== OBJECTIVE ==
Reproduce the whole listing, character for character.

* BEGIN INPUT RECORDS *

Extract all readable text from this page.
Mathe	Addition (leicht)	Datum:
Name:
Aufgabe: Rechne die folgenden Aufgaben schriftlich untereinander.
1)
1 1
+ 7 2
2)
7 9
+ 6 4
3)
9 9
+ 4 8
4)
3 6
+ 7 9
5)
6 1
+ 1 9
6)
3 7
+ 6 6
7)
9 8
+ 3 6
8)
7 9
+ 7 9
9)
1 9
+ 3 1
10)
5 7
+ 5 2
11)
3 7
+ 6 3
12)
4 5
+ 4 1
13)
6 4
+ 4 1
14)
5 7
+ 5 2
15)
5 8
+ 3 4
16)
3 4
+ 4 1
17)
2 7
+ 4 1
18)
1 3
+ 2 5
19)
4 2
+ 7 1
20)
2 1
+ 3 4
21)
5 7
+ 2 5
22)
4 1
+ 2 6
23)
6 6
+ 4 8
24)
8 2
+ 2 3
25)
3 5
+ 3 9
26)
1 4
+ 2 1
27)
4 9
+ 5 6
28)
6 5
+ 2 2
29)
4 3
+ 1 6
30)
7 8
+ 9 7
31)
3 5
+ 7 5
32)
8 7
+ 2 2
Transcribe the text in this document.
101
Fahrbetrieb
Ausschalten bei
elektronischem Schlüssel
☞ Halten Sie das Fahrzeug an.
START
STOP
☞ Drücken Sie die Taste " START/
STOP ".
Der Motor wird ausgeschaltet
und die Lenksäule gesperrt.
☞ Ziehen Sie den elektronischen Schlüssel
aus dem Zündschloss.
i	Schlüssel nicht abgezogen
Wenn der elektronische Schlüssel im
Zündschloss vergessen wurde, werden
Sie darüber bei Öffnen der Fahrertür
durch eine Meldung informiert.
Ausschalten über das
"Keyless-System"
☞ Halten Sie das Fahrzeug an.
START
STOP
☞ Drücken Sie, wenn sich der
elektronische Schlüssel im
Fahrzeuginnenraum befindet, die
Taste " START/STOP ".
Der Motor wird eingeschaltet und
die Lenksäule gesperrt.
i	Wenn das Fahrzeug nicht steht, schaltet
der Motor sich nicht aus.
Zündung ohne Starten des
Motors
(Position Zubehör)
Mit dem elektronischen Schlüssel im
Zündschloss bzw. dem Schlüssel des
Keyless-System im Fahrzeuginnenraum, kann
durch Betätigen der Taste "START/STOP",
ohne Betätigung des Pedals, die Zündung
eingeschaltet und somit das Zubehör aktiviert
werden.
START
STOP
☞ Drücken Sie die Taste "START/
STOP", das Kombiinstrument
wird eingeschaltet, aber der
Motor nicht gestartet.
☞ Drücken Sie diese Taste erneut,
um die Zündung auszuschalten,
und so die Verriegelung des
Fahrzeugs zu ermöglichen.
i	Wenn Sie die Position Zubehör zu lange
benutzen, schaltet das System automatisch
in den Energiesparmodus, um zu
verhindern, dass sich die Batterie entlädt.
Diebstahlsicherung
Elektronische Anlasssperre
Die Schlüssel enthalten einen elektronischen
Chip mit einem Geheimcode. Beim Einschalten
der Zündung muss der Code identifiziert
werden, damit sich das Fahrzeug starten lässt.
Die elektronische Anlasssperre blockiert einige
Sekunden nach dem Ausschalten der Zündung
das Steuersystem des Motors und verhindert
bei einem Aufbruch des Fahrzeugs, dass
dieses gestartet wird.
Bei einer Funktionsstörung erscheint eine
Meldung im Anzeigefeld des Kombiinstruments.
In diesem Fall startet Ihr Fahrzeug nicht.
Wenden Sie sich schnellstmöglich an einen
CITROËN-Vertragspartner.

* END INPUT RECORDS *

== SOLUTION TO THIS EXERCISE ==
Extract all readable text from this page.
Mathe	Addition (leicht)	Datum:
Name:
Aufgabe: Rechne die folgenden Aufgaben schriftlich untereinander.
1)
1 1
+ 7 2
2)
7 9
+ 6 4
3)
9 9
+ 4 8
4)
3 6
+ 7 9
5)
6 1
+ 1 9
6)
3 7
+ 6 6
7)
9 8
+ 3 6
8)
7 9
+ 7 9
9)
1 9
+ 3 1
10)
5 7
+ 5 2
11)
3 7
+ 6 3
12)
4 5
+ 4 1
13)
6 4
+ 4 1
14)
5 7
+ 5 2
15)
5 8
+ 3 4
16)
3 4
+ 4 1
17)
2 7
+ 4 1
18)
1 3
+ 2 5
19)
4 2
+ 7 1
20)
2 1
+ 3 4
21)
5 7
+ 2 5
22)
4 1
+ 2 6
23)
6 6
+ 4 8
24)
8 2
+ 2 3
25)
3 5
+ 3 9
26)
1 4
+ 2 1
27)
4 9
+ 5 6
28)
6 5
+ 2 2
29)
4 3
+ 1 6
30)
7 8
+ 9 7
31)
3 5
+ 7 5
32)
8 7
+ 2 2
Transcribe the text in this document.
101
Fahrbetrieb
Ausschalten bei
elektronischem Schlüssel
☞ Halten Sie das Fahrzeug an.
START
STOP
☞ Drücken Sie die Taste " START/
STOP ".
Der Motor wird ausgeschaltet
und die Lenksäule gesperrt.
☞ Ziehen Sie den elektronischen Schlüssel
aus dem Zündschloss.
i	Schlüssel nicht abgezogen
Wenn der elektronische Schlüssel im
Zündschloss vergessen wurde, werden
Sie darüber bei Öffnen der Fahrertür
durch eine Meldung informiert.
Ausschalten über das
"Keyless-System"
☞ Halten Sie das Fahrzeug an.
START
STOP
☞ Drücken Sie, wenn sich der
elektronische Schlüssel im
Fahrzeuginnenraum befindet, die
Taste " START/STOP ".
Der Motor wird eingeschaltet und
die Lenksäule gesperrt.
i	Wenn das Fahrzeug nicht steht, schaltet
der Motor sich nicht aus.
Zündung ohne Starten des
Motors
(Position Zubehör)
Mit dem elektronischen Schlüssel im
Zündschloss bzw. dem Schlüssel des
Keyless-System im Fahrzeuginnenraum, kann
durch Betätigen der Taste "START/STOP",
ohne Betätigung des Pedals, die Zündung
eingeschaltet und somit das Zubehör aktiviert
werden.
START
STOP
☞ Drücken Sie die Taste "START/
STOP", das Kombiinstrument
wird eingeschaltet, aber der
Motor nicht gestartet.
☞ Drücken Sie diese Taste erneut,
um die Zündung auszuschalten,
und so die Verriegelung des
Fahrzeugs zu ermöglichen.
i	Wenn Sie die Position Zubehör zu lange
benutzen, schaltet das System automatisch
in den Energiesparmodus, um zu
verhindern, dass sich die Batterie entlädt.
Diebstahlsicherung
Elektronische Anlasssperre
Die Schlüssel enthalten einen elektronischen
Chip mit einem Geheimcode. Beim Einschalten
der Zündung muss der Code identifiziert
werden, damit sich das Fahrzeug starten lässt.
Die elektronische Anlasssperre blockiert einige
Sekunden nach dem Ausschalten der Zündung
das Steuersystem des Motors und verhindert
bei einem Aufbruch des Fahrzeugs, dass
dieses gestartet wird.
Bei einer Funktionsstörung erscheint eine
Meldung im Anzeigefeld des Kombiinstruments.
In diesem Fall startet Ihr Fahrzeug nicht.
Wenden Sie sich schnellstmöglich an einen
CITROËN-Vertragspartner.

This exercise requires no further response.